(Data entries)
*****

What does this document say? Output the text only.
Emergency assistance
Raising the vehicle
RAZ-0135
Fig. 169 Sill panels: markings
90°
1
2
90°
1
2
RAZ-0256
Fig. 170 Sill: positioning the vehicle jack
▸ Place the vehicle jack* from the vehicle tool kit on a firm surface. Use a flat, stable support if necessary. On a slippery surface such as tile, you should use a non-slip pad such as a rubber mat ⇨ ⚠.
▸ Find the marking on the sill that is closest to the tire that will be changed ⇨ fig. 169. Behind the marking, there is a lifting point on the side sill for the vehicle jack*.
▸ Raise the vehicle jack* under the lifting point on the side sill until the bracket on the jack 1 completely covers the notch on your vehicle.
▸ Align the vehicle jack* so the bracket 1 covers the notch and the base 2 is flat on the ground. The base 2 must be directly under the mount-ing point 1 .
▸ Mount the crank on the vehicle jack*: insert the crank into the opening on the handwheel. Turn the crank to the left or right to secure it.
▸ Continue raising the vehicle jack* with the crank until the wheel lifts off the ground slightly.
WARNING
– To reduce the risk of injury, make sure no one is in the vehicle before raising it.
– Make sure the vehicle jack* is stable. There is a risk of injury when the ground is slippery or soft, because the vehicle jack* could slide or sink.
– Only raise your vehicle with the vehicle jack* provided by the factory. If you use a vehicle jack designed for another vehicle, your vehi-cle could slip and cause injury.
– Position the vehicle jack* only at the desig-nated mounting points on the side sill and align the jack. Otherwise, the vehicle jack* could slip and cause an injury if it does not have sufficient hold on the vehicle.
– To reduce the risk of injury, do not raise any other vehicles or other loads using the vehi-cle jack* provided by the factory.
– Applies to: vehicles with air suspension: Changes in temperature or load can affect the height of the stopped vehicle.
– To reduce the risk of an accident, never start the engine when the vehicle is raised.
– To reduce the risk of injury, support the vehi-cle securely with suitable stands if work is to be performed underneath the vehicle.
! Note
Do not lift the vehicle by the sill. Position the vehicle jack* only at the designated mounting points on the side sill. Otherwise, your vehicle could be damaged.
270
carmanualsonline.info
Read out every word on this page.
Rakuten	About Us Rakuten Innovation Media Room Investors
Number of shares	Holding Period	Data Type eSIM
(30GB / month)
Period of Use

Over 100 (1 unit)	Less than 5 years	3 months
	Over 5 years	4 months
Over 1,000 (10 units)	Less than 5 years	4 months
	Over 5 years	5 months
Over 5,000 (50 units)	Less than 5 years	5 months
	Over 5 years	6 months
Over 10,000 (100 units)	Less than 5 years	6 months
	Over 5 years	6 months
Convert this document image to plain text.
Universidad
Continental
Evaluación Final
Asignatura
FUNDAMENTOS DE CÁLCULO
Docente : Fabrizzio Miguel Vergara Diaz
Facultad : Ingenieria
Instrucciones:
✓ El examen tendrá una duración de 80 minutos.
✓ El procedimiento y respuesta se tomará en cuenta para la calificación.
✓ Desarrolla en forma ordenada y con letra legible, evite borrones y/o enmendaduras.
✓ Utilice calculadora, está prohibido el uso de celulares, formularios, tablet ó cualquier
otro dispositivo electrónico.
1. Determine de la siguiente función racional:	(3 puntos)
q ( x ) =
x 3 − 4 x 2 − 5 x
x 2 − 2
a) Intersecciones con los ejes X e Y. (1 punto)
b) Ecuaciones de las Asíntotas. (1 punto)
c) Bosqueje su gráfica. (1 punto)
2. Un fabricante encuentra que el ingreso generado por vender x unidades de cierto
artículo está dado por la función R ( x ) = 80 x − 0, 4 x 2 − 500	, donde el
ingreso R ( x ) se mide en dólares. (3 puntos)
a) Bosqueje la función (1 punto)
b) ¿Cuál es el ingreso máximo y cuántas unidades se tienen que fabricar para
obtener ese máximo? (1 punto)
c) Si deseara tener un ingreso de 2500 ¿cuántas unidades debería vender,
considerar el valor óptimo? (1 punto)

*****

- Given problem
Report only the number of lines in the records that include the word "your".

- The solution
3